### DATA FOR THE TASK
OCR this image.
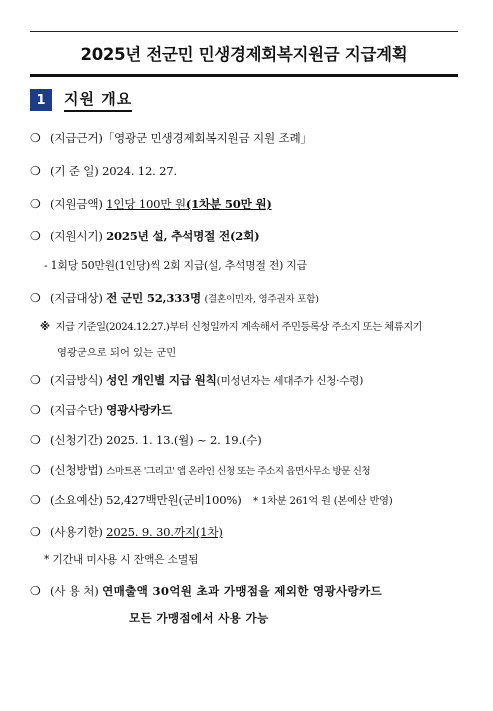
2025년 전군민 민생경제회복지원금 지급계획
1	지원 개요
❍ (지급근거)「영광군 민생경제회복지원금 지원 조례」
❍ (기 준 일) 2024. 12. 27.
❍ (지원금액) 1인당 100만 원(1차분 50만 원)
❍ (지원시기) 2025년 설, 추석명절 전(2회)
- 1회당 50만원(1인당)씩 2회 지급(설, 추석명절 전) 지급
❍ (지급대상) 전 군민 52,333명 (결혼이민자, 영주권자 포함)
※ 지급 기준일(2024.12.27.)부터 신청일까지 계속해서 주민등록상 주소지 또는 체류지기
영광군으로 되어 있는 군민
❍ (지급방식) 성인 개인별 지급 원칙(미성년자는 세대주가 신청·수령)
❍ (지급수단) 영광사랑카드
❍ (신청기간) 2025. 1. 13.(월) ~ 2. 19.(수)
❍ (신청방법) 스마트폰 '그리고' 앱 온라인 신청 또는 주소지 읍면사무소 방문 신청
❍ (소요예산) 52,427백만원(군비100%) * 1차분 261억 원 (본예산 반영)
❍ (사용기한) 2025. 9. 30.까지(1차)
* 기간내 미사용 시 잔액은 소멸됨
❍ (사 용 처) 연매출액 30억원 초과 가맹점을 제외한 영광사랑카드
모든 가맹점에서 사용 가능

### TASK DESCRIPTION
Return every line from the records above that holds the word "민생경제회복지원금".

### OUTPUT BELOW
2025년 전군민 민생경제회복지원금 지급계획
❍ (지급근거)「영광군 민생경제회복지원금 지원 조례」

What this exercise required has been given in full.